● Directions
Filter the lines below, copying only those with the string "Nunca".

● Stored records
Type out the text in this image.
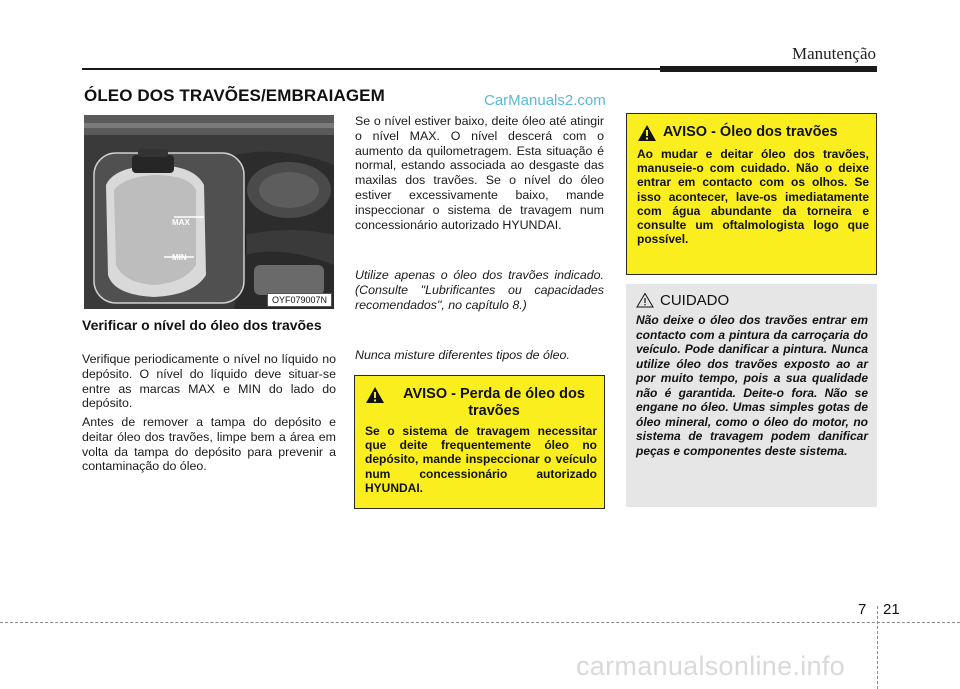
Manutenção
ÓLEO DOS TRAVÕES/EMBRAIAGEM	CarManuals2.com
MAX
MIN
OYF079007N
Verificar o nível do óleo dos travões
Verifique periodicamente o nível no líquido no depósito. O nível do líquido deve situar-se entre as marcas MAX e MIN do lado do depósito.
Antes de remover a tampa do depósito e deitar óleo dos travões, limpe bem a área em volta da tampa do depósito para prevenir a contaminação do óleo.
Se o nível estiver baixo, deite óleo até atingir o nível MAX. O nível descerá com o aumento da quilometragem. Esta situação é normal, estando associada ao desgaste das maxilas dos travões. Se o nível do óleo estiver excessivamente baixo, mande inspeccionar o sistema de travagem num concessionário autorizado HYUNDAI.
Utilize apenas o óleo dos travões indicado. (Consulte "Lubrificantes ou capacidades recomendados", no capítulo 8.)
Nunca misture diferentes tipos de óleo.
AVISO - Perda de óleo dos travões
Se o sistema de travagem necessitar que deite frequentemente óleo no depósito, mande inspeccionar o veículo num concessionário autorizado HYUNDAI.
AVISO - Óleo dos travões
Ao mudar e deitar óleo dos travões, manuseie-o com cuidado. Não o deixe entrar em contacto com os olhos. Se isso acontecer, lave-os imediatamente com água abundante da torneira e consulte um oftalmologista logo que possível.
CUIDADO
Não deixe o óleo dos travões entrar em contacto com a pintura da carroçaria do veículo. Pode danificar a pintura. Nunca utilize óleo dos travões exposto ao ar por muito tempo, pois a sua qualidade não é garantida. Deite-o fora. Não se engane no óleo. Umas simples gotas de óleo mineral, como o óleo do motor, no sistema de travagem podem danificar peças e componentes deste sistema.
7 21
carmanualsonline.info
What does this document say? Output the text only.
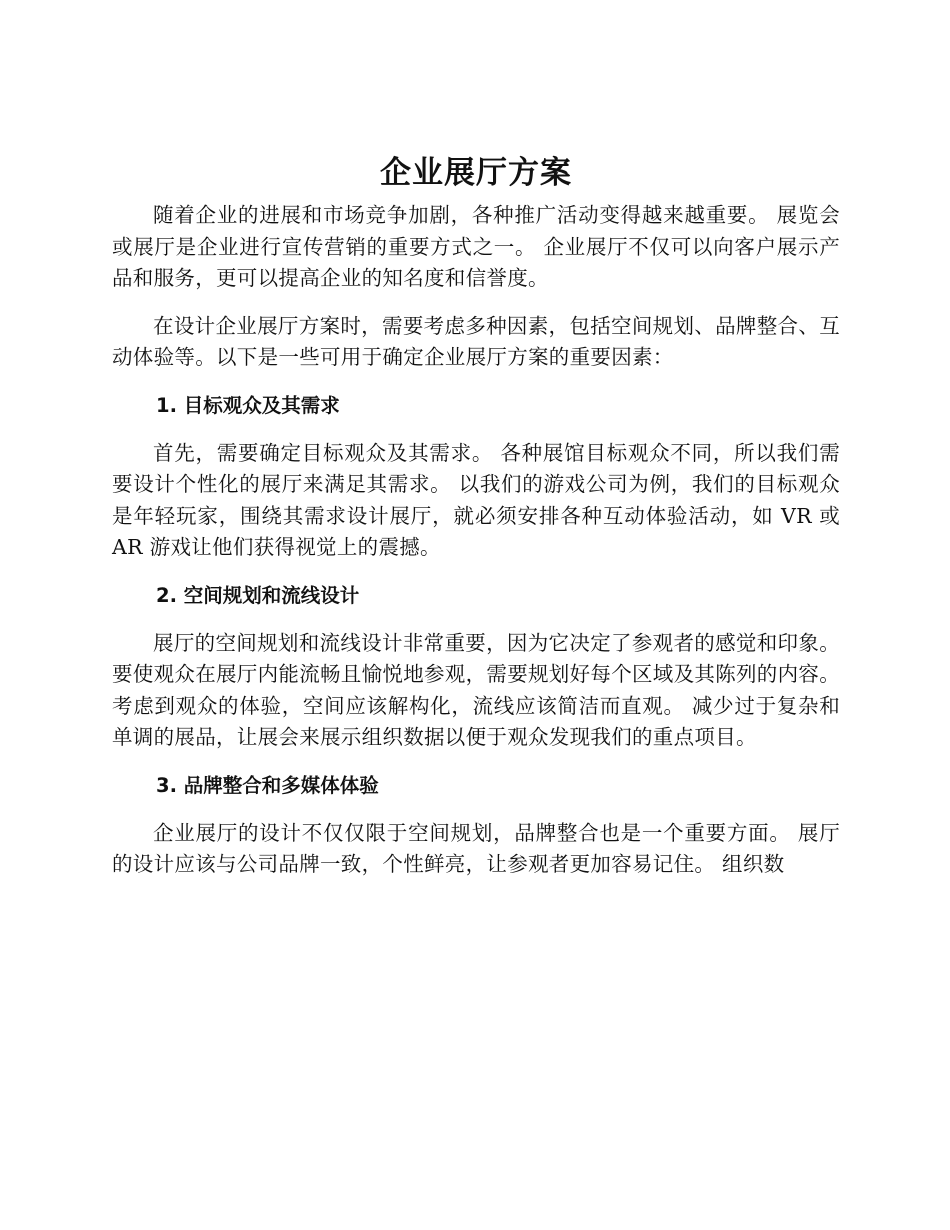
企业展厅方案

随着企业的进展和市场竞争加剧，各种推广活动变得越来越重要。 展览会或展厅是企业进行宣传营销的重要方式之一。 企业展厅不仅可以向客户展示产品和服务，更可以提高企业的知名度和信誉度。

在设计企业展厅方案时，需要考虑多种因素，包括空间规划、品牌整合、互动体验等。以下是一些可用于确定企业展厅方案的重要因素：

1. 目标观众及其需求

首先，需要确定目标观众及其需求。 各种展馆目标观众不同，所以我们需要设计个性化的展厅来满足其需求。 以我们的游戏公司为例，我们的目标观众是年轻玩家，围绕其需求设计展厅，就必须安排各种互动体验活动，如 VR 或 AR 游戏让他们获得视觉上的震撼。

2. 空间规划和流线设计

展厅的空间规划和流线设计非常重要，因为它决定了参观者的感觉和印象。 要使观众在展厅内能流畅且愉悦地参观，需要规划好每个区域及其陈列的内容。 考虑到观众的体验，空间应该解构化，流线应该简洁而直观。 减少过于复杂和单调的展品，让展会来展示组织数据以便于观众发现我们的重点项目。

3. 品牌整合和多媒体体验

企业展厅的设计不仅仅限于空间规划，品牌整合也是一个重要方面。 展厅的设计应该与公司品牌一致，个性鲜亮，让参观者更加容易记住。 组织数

● Problem solution
Nunca misture diferentes tipos de óleo.
Não deixe o óleo dos travões entrar em contacto com a pintura da carroçaria do veículo. Pode danificar a pintura. Nunca utilize óleo dos travões exposto ao ar por muito tempo, pois a sua qualidade não é garantida. Deite-o fora. Não se engane no óleo. Umas simples gotas de óleo mineral, como o óleo do motor, no sistema de travagem podem danificar peças e componentes deste sistema.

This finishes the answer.